• SELECTED EXTRACT:

Not getting proper hysteresis loop

[Rama Krishna rao]

Dear community,

I'm trying to produce hysteresis of Iron nanoparticle with varying size as 10nm, 30nm, 50nm. I got the results which I'm unable to correlate. 

When I have viewed the initial moment distribution, I felt the distribution at the surface was not sharp and maybe this can be a reason for the weird hysteresis.
Can someone please help me out if there are mistakes in code, if not in finding the reason for the results obtained?

Please find the attached hysteresis loops and the surface section of the moment distribution for 50nm particle after relaxation. Also I'm attaching the code.

[Rama Krishna rao]

Can someone please look into this??

[Rama Krishna rao]

Can someone please help me out?

[Felipe Garcia]

Hi,

You did not include the anisotropy axis. Simplifying your script and adding the anisotropy axis, it becomes:

SetGridsize(64, 64, 64)
SetCellsize(1e-9, 1e-9, 1e-9)

setgeom(ellipsoid(10e-9, 10e-9, 10e-9) )

Msat  = 1.7e6
Kc1=4.8e4
Aex   = 21e-12

anisc1=vector(1,0,0)
anisc2=vector(0,1,0)

m = randomMag()
relax()        

saveas(m,"m_initial")


Bmax  := 200.0e-3
Bstep :=  2.0e-3
MinimizerStop = 1e-6
TableAdd(B_ext)

for B:=Bmax; B>=-Bmax; B-=Bstep{
    B_ext = vector(B*cos(pi/180), B*sin(pi/180), 0)
    minimize()  
    tablesave()
}

You don't need the other hysteresis branches, they are only useful for academic purposes or the ascending branch if you have asymmetries. In your case, there is no reason for that. With your parameters Bk=0.0545 T only considering the cubic anisotropy.

In the case of 10 nm, one will have monodomain behaviour. Then the demagnetization factor will be N=(1/3,1/3,1/3). This means that for 10 nm I expect no role of demag. It will be the effect only of cubic anisotropy.

• CHALLENGE: Resume the forum thread about the iron nanoparticle hysteresis loop from its last sentence, keeping the voice of the reply on the anisotropy axis.

• DATA EXCERPT:
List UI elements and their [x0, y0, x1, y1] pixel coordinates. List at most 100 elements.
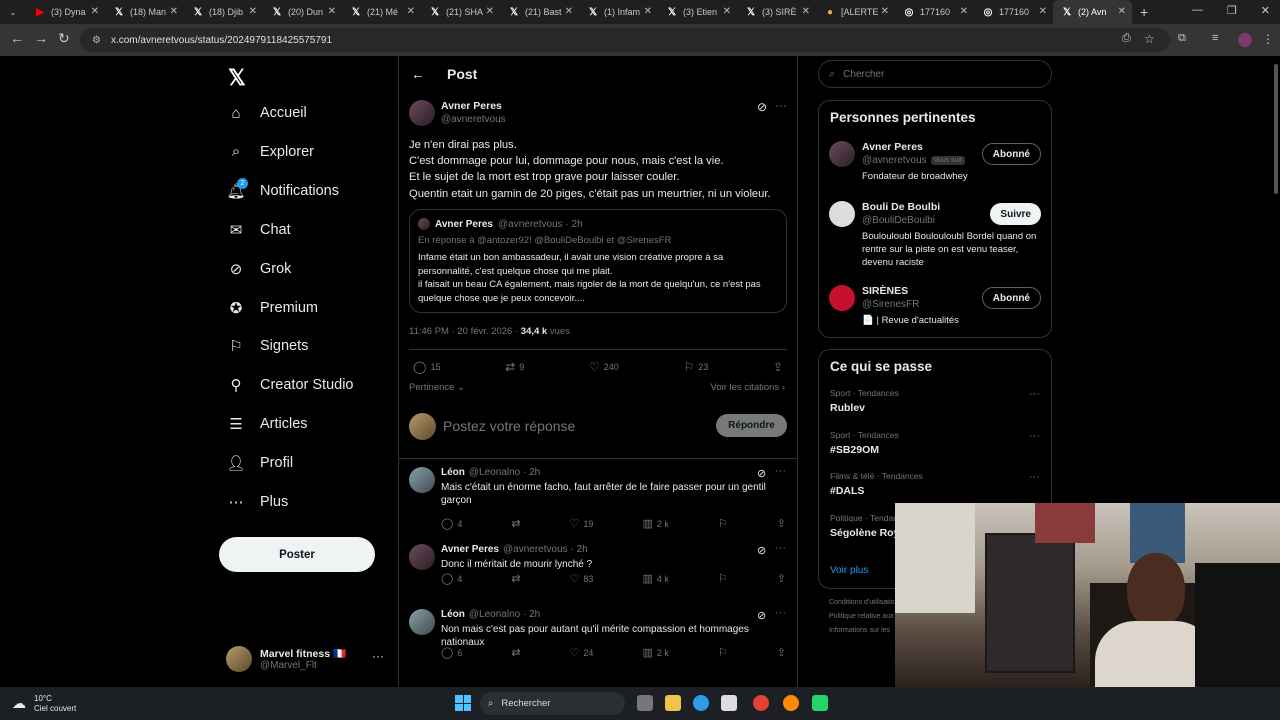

• TASK OUTPUT:
The obtained loop matches that perfectly. I also tried with the case of 45 degrees. For that one needs to add a small angle less than one degree to Pi/4. Otherwise, with one degree the dependence with the angle is strong and one will obtain a different loop.

0 represents 1 degree as you did at the beginning. That explains the small deviation because there is a small dependence on the angle of the coercivity. These results match well with the expected coherent rotation model. I did that during my PhD and you can find it here https://fgarciasanchez.es/thesisfelipe/node59.html , but there is also material in textbooks. You can see that mumax3 matches that behaviour well. I did not try to compare the loops in a single graph with the analytical ones but they seem Ok.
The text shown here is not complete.